_What is asked_
Your task is to give the listing below back word for word, pictures excluded.

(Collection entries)
-- BEGIN --

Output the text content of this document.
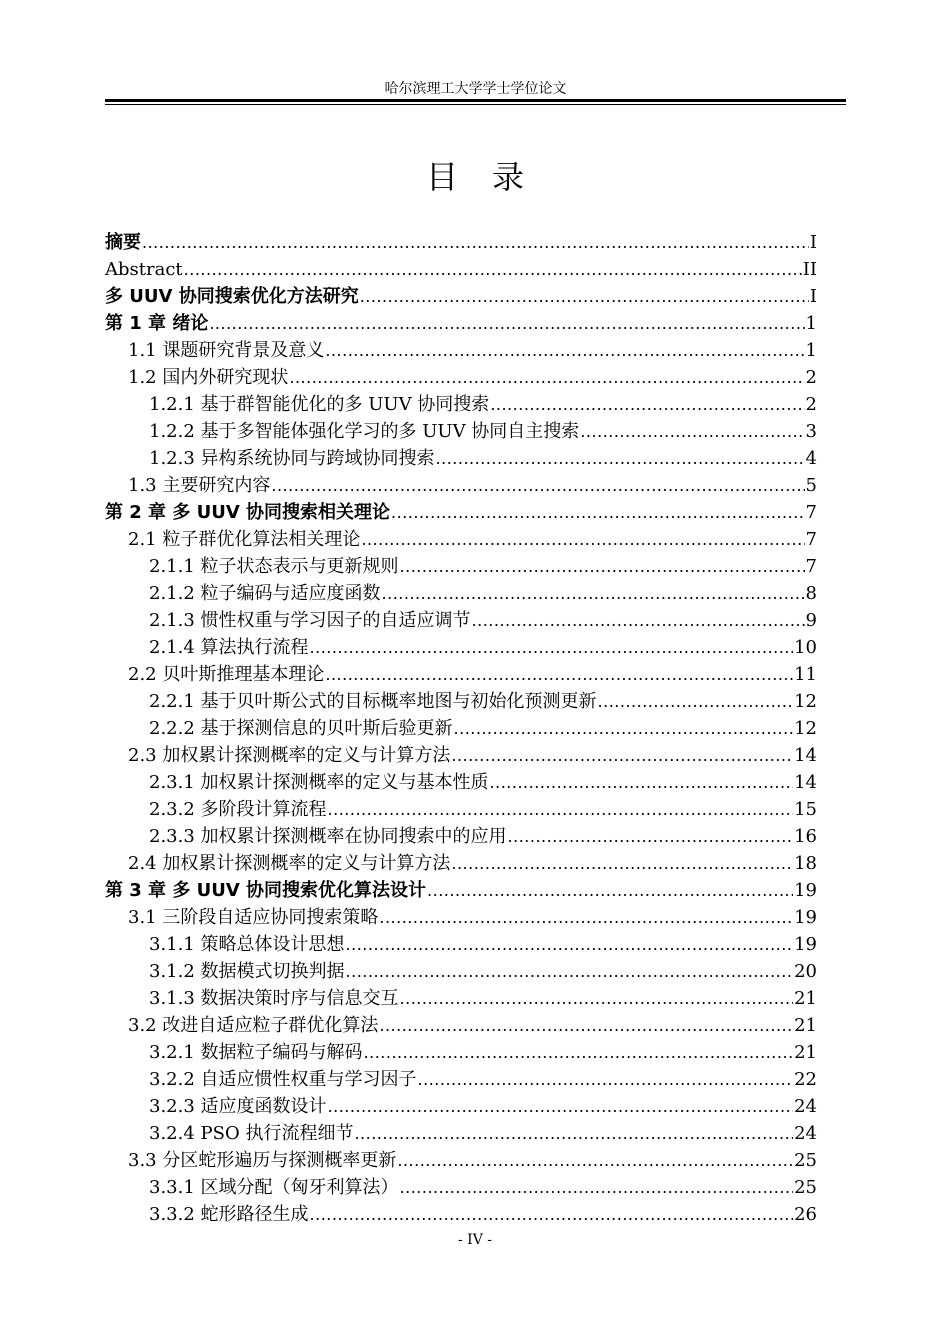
哈尔滨理工大学学士学位论文
目录
摘要 .....	I
Abstract .....	II
多 UUV 协同搜索优化方法研究 .....	I
第 1 章 绪论 .....	1
1.1 课题研究背景及意义 .....	1
1.2 国内外研究现状 .....	2
1.2.1 基于群智能优化的多 UUV 协同搜索 .....	2
1.2.2 基于多智能体强化学习的多 UUV 协同自主搜索 .....	3
1.2.3 异构系统协同与跨域协同搜索 .....	4
1.3 主要研究内容 .....	5
第 2 章 多 UUV 协同搜索相关理论 .....	7
2.1 粒子群优化算法相关理论 .....	7
2.1.1 粒子状态表示与更新规则 .....	7
2.1.2 粒子编码与适应度函数 .....	8
2.1.3 惯性权重与学习因子的自适应调节 .....	9
2.1.4 算法执行流程 .....	10
2.2 贝叶斯推理基本理论 .....	11
2.2.1 基于贝叶斯公式的目标概率地图与初始化预测更新 .....	12
2.2.2 基于探测信息的贝叶斯后验更新 .....	12
2.3 加权累计探测概率的定义与计算方法 .....	14
2.3.1 加权累计探测概率的定义与基本性质 .....	14
2.3.2 多阶段计算流程 .....	15
2.3.3 加权累计探测概率在协同搜索中的应用 .....	16
2.4 加权累计探测概率的定义与计算方法 .....	18
第 3 章 多 UUV 协同搜索优化算法设计 .....	19
3.1 三阶段自适应协同搜索策略 .....	19
3.1.1 策略总体设计思想 .....	19
3.1.2 数据模式切换判据 .....	20
3.1.3 数据决策时序与信息交互 .....	21
3.2 改进自适应粒子群优化算法 .....	21
3.2.1 数据粒子编码与解码 .....	21
3.2.2 自适应惯性权重与学习因子 .....	22
3.2.3 适应度函数设计 .....	24
3.2.4 PSO 执行流程细节 .....	24
3.3 分区蛇形遍历与探测概率更新 .....	25
3.3.1 区域分配（匈牙利算法） .....	25
3.3.2 蛇形路径生成 .....	26
- IV -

-- END --

_Expected answer_
Output the text content of this document.
哈尔滨理工大学学士学位论文
目录
摘要 .....	I
Abstract .....	II
多 UUV 协同搜索优化方法研究 .....	I
第 1 章 绪论 .....	1
1.1 课题研究背景及意义 .....	1
1.2 国内外研究现状 .....	2
1.2.1 基于群智能优化的多 UUV 协同搜索 .....	2
1.2.2 基于多智能体强化学习的多 UUV 协同自主搜索 .....	3
1.2.3 异构系统协同与跨域协同搜索 .....	4
1.3 主要研究内容 .....	5
第 2 章 多 UUV 协同搜索相关理论 .....	7
2.1 粒子群优化算法相关理论 .....	7
2.1.1 粒子状态表示与更新规则 .....	7
2.1.2 粒子编码与适应度函数 .....	8
2.1.3 惯性权重与学习因子的自适应调节 .....	9
2.1.4 算法执行流程 .....	10
2.2 贝叶斯推理基本理论 .....	11
2.2.1 基于贝叶斯公式的目标概率地图与初始化预测更新 .....	12
2.2.2 基于探测信息的贝叶斯后验更新 .....	12
2.3 加权累计探测概率的定义与计算方法 .....	14
2.3.1 加权累计探测概率的定义与基本性质 .....	14
2.3.2 多阶段计算流程 .....	15
2.3.3 加权累计探测概率在协同搜索中的应用 .....	16
2.4 加权累计探测概率的定义与计算方法 .....	18
第 3 章 多 UUV 协同搜索优化算法设计 .....	19
3.1 三阶段自适应协同搜索策略 .....	19
3.1.1 策略总体设计思想 .....	19
3.1.2 数据模式切换判据 .....	20
3.1.3 数据决策时序与信息交互 .....	21
3.2 改进自适应粒子群优化算法 .....	21
3.2.1 数据粒子编码与解码 .....	21
3.2.2 自适应惯性权重与学习因子 .....	22
3.2.3 适应度函数设计 .....	24
3.2.4 PSO 执行流程细节 .....	24
3.3 分区蛇形遍历与探测概率更新 .....	25
3.3.1 区域分配（匈牙利算法） .....	25
3.3.2 蛇形路径生成 .....	26
- IV -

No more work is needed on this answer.